WORK TO COMPLETE
Scan the data for "Acciones" and copy the lines it appears in.
EXCERPTED DATA start
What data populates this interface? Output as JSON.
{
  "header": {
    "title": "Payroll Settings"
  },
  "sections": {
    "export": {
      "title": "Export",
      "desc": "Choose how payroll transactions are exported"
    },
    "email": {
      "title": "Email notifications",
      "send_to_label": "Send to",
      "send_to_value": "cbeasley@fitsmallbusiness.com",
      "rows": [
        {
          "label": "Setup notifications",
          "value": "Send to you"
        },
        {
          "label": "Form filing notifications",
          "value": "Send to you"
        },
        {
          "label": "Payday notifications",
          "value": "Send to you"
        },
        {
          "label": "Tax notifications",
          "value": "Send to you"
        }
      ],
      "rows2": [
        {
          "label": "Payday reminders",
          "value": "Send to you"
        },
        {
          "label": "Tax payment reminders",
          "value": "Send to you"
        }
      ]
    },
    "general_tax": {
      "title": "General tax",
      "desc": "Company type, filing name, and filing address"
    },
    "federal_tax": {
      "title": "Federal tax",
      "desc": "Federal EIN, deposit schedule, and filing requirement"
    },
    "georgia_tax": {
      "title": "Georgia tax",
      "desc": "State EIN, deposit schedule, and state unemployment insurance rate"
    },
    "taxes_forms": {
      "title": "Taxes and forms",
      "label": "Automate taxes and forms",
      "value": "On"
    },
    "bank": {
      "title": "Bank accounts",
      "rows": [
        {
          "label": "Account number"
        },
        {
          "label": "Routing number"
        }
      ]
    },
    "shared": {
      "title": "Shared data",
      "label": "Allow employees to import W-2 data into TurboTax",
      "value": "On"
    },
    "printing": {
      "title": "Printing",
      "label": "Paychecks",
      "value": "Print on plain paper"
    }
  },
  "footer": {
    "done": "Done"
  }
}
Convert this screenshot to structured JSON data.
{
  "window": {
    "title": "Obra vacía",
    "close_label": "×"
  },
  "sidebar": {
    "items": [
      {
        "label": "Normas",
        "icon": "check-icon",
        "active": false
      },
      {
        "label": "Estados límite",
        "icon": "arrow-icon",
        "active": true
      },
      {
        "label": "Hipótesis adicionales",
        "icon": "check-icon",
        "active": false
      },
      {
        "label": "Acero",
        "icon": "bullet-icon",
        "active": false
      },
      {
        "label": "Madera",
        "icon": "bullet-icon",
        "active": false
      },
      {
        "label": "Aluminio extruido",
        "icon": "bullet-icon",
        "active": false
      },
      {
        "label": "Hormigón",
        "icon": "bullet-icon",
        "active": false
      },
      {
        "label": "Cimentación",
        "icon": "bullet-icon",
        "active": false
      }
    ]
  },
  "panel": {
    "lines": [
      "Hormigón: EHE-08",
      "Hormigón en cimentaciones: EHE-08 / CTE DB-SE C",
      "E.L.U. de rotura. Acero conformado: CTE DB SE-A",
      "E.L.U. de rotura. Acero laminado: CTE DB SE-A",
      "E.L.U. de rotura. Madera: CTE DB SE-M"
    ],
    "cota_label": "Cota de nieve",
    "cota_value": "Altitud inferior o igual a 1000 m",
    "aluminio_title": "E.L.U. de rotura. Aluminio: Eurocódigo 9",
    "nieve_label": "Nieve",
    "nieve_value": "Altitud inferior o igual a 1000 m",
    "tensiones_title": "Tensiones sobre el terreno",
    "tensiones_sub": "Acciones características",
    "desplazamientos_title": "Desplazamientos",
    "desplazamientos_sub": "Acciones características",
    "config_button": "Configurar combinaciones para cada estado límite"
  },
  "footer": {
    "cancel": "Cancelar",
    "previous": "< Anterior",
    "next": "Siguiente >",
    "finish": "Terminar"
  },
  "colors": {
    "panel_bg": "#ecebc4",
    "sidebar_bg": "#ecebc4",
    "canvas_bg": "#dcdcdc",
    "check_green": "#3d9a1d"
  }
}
EXCERPTED DATA end
SOLUTION BELOW
    "tensiones_sub": "Acciones características",
    "desplazamientos_sub": "Acciones características",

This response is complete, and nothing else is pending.